**Given problem:** Quote each record exactly, please, leaving none out.

(Dataset items)
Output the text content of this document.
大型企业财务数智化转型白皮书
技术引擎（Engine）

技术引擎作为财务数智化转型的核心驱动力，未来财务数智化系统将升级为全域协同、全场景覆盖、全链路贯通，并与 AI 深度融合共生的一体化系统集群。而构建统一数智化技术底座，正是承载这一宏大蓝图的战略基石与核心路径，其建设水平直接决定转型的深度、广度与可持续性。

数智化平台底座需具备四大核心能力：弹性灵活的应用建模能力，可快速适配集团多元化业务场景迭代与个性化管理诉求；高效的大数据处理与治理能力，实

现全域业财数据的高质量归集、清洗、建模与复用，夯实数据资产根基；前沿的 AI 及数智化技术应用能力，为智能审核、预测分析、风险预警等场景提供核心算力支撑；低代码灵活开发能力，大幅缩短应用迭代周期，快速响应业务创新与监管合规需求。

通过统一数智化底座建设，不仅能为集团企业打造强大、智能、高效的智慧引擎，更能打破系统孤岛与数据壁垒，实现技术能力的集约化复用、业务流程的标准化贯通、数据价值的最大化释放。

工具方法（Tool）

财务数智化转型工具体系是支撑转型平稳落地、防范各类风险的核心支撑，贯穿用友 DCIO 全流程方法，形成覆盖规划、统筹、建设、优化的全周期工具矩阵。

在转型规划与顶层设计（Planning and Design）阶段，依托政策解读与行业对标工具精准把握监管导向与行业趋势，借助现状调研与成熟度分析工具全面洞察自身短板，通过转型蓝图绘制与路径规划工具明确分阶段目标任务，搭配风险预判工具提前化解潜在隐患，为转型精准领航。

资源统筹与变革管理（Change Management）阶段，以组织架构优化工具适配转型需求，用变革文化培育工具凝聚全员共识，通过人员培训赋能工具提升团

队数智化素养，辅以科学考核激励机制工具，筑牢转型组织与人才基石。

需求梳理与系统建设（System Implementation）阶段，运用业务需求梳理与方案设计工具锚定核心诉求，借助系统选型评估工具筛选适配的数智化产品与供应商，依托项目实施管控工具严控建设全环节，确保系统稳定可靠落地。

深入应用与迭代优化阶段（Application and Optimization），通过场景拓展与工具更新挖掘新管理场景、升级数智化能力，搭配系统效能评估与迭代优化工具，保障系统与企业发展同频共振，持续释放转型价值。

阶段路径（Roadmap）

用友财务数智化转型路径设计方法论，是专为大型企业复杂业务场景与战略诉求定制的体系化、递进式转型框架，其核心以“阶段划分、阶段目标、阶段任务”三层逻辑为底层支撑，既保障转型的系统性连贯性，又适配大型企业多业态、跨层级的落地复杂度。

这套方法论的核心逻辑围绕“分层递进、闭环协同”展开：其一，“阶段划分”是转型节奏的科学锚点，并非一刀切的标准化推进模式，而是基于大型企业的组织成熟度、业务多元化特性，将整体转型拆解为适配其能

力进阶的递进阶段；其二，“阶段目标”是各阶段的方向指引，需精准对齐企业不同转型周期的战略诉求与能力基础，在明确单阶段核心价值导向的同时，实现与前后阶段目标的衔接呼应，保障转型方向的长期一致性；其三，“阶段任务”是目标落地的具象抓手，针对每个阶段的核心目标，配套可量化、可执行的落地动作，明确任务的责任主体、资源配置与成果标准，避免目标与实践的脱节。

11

**Solved exercise:**
Output the text content of this document.
大型企业财务数智化转型白皮书
技术引擎（Engine）

技术引擎作为财务数智化转型的核心驱动力，未来财务数智化系统将升级为全域协同、全场景覆盖、全链路贯通，并与 AI 深度融合共生的一体化系统集群。而构建统一数智化技术底座，正是承载这一宏大蓝图的战略基石与核心路径，其建设水平直接决定转型的深度、广度与可持续性。

数智化平台底座需具备四大核心能力：弹性灵活的应用建模能力，可快速适配集团多元化业务场景迭代与个性化管理诉求；高效的大数据处理与治理能力，实

现全域业财数据的高质量归集、清洗、建模与复用，夯实数据资产根基；前沿的 AI 及数智化技术应用能力，为智能审核、预测分析、风险预警等场景提供核心算力支撑；低代码灵活开发能力，大幅缩短应用迭代周期，快速响应业务创新与监管合规需求。

通过统一数智化底座建设，不仅能为集团企业打造强大、智能、高效的智慧引擎，更能打破系统孤岛与数据壁垒，实现技术能力的集约化复用、业务流程的标准化贯通、数据价值的最大化释放。

工具方法（Tool）

财务数智化转型工具体系是支撑转型平稳落地、防范各类风险的核心支撑，贯穿用友 DCIO 全流程方法，形成覆盖规划、统筹、建设、优化的全周期工具矩阵。

在转型规划与顶层设计（Planning and Design）阶段，依托政策解读与行业对标工具精准把握监管导向与行业趋势，借助现状调研与成熟度分析工具全面洞察自身短板，通过转型蓝图绘制与路径规划工具明确分阶段目标任务，搭配风险预判工具提前化解潜在隐患，为转型精准领航。

资源统筹与变革管理（Change Management）阶段，以组织架构优化工具适配转型需求，用变革文化培育工具凝聚全员共识，通过人员培训赋能工具提升团

队数智化素养，辅以科学考核激励机制工具，筑牢转型组织与人才基石。

需求梳理与系统建设（System Implementation）阶段，运用业务需求梳理与方案设计工具锚定核心诉求，借助系统选型评估工具筛选适配的数智化产品与供应商，依托项目实施管控工具严控建设全环节，确保系统稳定可靠落地。

深入应用与迭代优化阶段（Application and Optimization），通过场景拓展与工具更新挖掘新管理场景、升级数智化能力，搭配系统效能评估与迭代优化工具，保障系统与企业发展同频共振，持续释放转型价值。

阶段路径（Roadmap）

用友财务数智化转型路径设计方法论，是专为大型企业复杂业务场景与战略诉求定制的体系化、递进式转型框架，其核心以“阶段划分、阶段目标、阶段任务”三层逻辑为底层支撑，既保障转型的系统性连贯性，又适配大型企业多业态、跨层级的落地复杂度。

这套方法论的核心逻辑围绕“分层递进、闭环协同”展开：其一，“阶段划分”是转型节奏的科学锚点，并非一刀切的标准化推进模式，而是基于大型企业的组织成熟度、业务多元化特性，将整体转型拆解为适配其能

力进阶的递进阶段；其二，“阶段目标”是各阶段的方向指引，需精准对齐企业不同转型周期的战略诉求与能力基础，在明确单阶段核心价值导向的同时，实现与前后阶段目标的衔接呼应，保障转型方向的长期一致性；其三，“阶段任务”是目标落地的具象抓手，针对每个阶段的核心目标，配套可量化、可执行的落地动作，明确任务的责任主体、资源配置与成果标准，避免目标与实践的脱节。

11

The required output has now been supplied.